## EXERCISE DETAILS:
In your copy, include every line of the listing below exactly but none of the pictures.

Dataset entries
-------------------------

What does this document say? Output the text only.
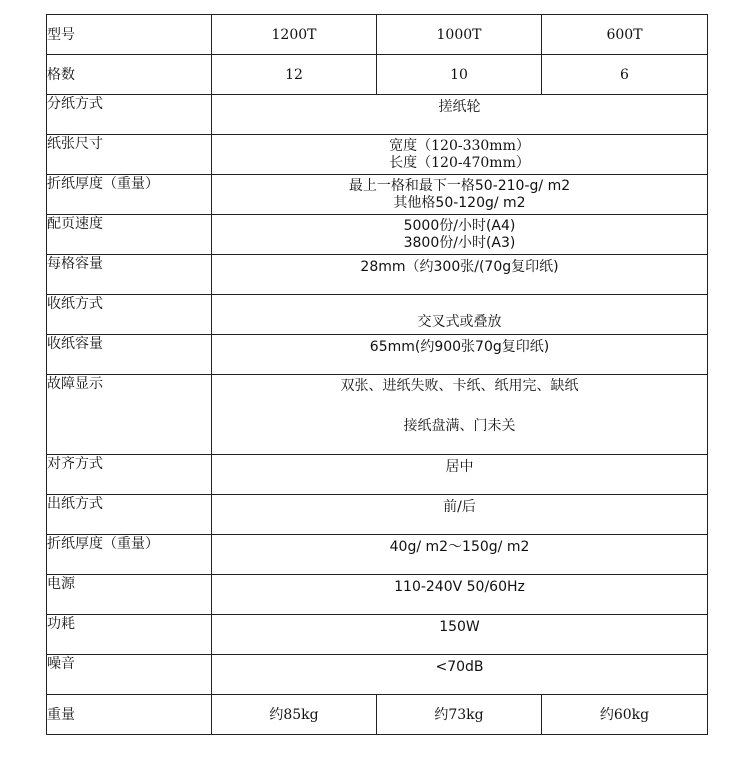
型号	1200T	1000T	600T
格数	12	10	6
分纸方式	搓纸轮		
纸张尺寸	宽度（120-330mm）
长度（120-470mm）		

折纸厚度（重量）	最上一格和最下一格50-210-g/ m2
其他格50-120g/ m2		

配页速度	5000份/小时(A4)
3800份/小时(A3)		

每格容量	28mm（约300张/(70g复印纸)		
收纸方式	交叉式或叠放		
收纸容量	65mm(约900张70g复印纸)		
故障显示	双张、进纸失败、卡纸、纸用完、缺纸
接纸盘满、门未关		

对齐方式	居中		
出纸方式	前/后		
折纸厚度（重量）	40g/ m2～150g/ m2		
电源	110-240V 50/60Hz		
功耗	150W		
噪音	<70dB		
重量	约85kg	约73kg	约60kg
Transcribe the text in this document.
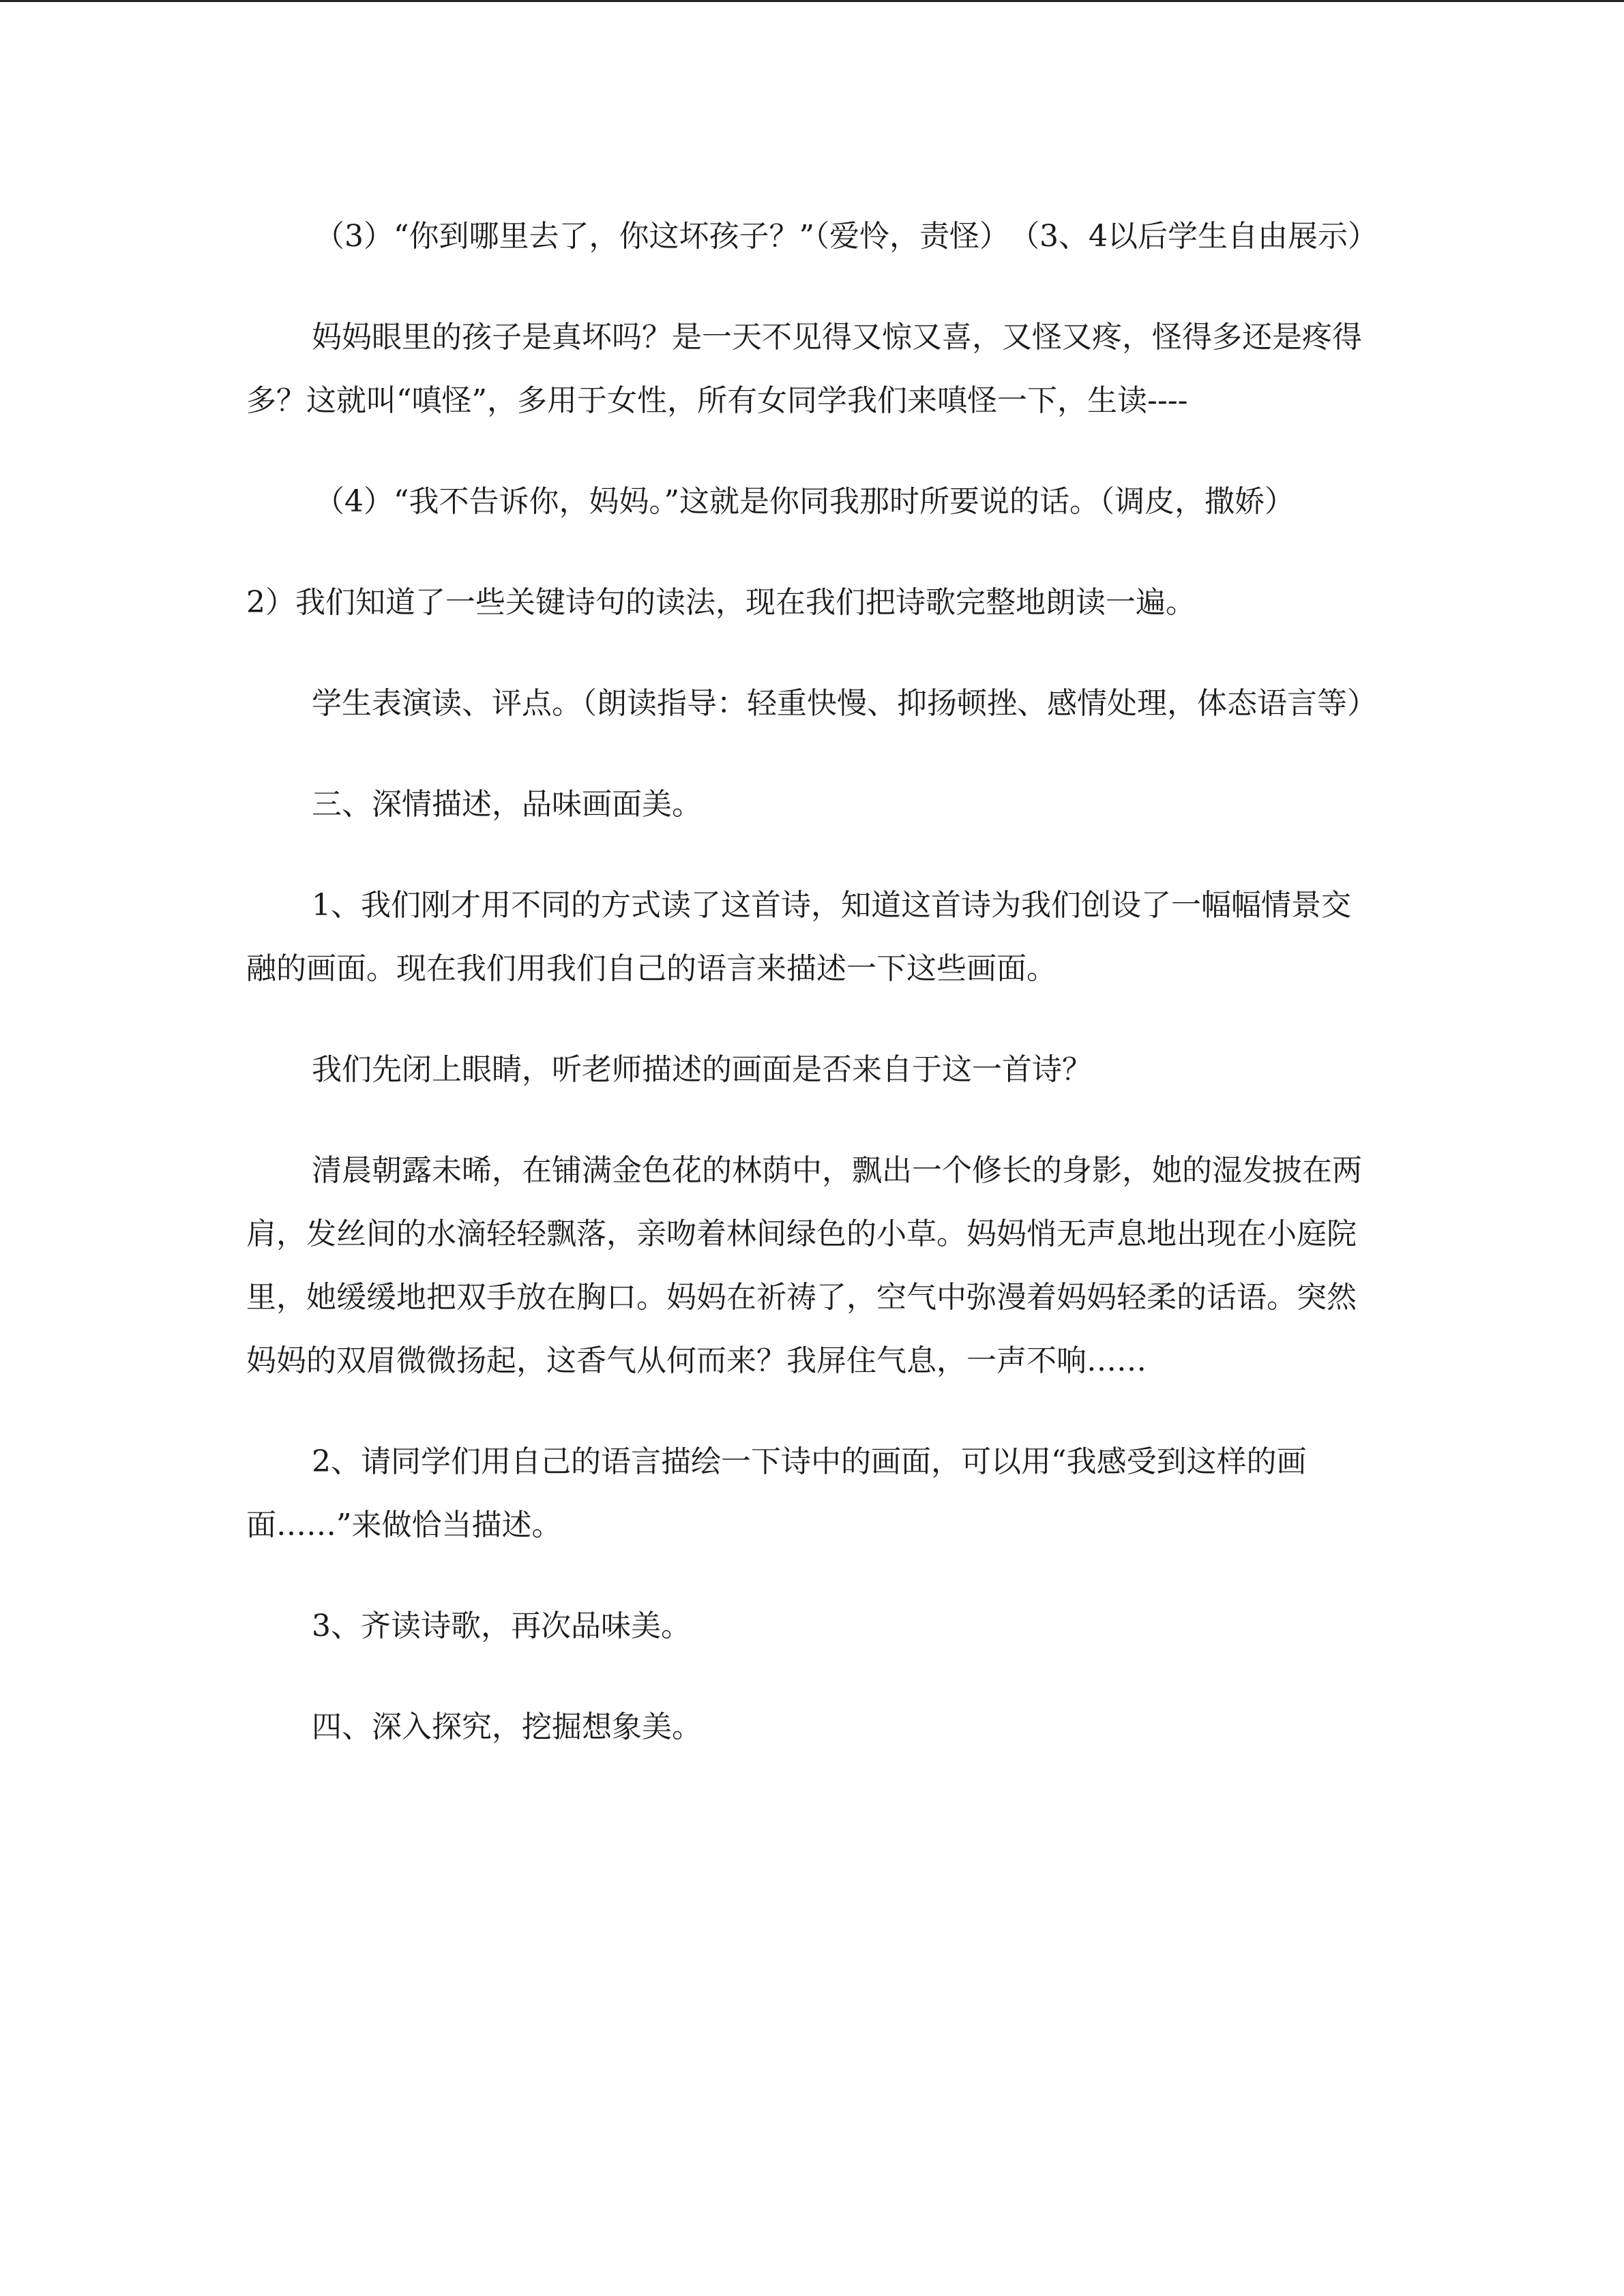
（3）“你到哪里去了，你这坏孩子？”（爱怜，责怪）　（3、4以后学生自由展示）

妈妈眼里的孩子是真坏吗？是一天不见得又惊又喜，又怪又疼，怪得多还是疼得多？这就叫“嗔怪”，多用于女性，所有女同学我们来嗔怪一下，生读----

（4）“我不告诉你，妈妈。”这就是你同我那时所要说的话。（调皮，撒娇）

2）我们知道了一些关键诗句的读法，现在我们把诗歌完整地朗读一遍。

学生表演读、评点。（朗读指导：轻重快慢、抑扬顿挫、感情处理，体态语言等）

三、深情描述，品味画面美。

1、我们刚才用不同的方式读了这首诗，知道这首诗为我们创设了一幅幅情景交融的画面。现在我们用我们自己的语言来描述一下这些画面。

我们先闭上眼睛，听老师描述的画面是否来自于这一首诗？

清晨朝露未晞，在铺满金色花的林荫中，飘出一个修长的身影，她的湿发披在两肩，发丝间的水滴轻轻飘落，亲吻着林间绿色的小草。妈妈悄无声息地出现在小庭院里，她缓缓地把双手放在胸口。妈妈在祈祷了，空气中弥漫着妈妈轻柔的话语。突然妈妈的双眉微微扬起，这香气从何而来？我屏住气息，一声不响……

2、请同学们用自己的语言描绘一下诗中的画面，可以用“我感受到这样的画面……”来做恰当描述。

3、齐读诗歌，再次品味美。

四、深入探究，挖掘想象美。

-------------------------

## FINAL ANSWER:
What does this document say? Output the text only.
型号	1200T	1000T	600T
格数	12	10	6
分纸方式	搓纸轮		
纸张尺寸	宽度（120-330mm）
长度（120-470mm）		

折纸厚度（重量）	最上一格和最下一格50-210-g/ m2
其他格50-120g/ m2		

配页速度	5000份/小时(A4)
3800份/小时(A3)		

每格容量	28mm（约300张/(70g复印纸)		
收纸方式	交叉式或叠放		
收纸容量	65mm(约900张70g复印纸)		
故障显示	双张、进纸失败、卡纸、纸用完、缺纸
接纸盘满、门未关		

对齐方式	居中		
出纸方式	前/后		
折纸厚度（重量）	40g/ m2～150g/ m2		
电源	110-240V 50/60Hz		
功耗	150W		
噪音	<70dB		
重量	约85kg	约73kg	约60kg
Transcribe the text in this document.
（3）“你到哪里去了，你这坏孩子？”（爱怜，责怪）　（3、4以后学生自由展示）

妈妈眼里的孩子是真坏吗？是一天不见得又惊又喜，又怪又疼，怪得多还是疼得多？这就叫“嗔怪”，多用于女性，所有女同学我们来嗔怪一下，生读----

（4）“我不告诉你，妈妈。”这就是你同我那时所要说的话。（调皮，撒娇）

2）我们知道了一些关键诗句的读法，现在我们把诗歌完整地朗读一遍。

学生表演读、评点。（朗读指导：轻重快慢、抑扬顿挫、感情处理，体态语言等）

三、深情描述，品味画面美。

1、我们刚才用不同的方式读了这首诗，知道这首诗为我们创设了一幅幅情景交融的画面。现在我们用我们自己的语言来描述一下这些画面。

我们先闭上眼睛，听老师描述的画面是否来自于这一首诗？

清晨朝露未晞，在铺满金色花的林荫中，飘出一个修长的身影，她的湿发披在两肩，发丝间的水滴轻轻飘落，亲吻着林间绿色的小草。妈妈悄无声息地出现在小庭院里，她缓缓地把双手放在胸口。妈妈在祈祷了，空气中弥漫着妈妈轻柔的话语。突然妈妈的双眉微微扬起，这香气从何而来？我屏住气息，一声不响……

2、请同学们用自己的语言描绘一下诗中的画面，可以用“我感受到这样的画面……”来做恰当描述。

3、齐读诗歌，再次品味美。

四、深入探究，挖掘想象美。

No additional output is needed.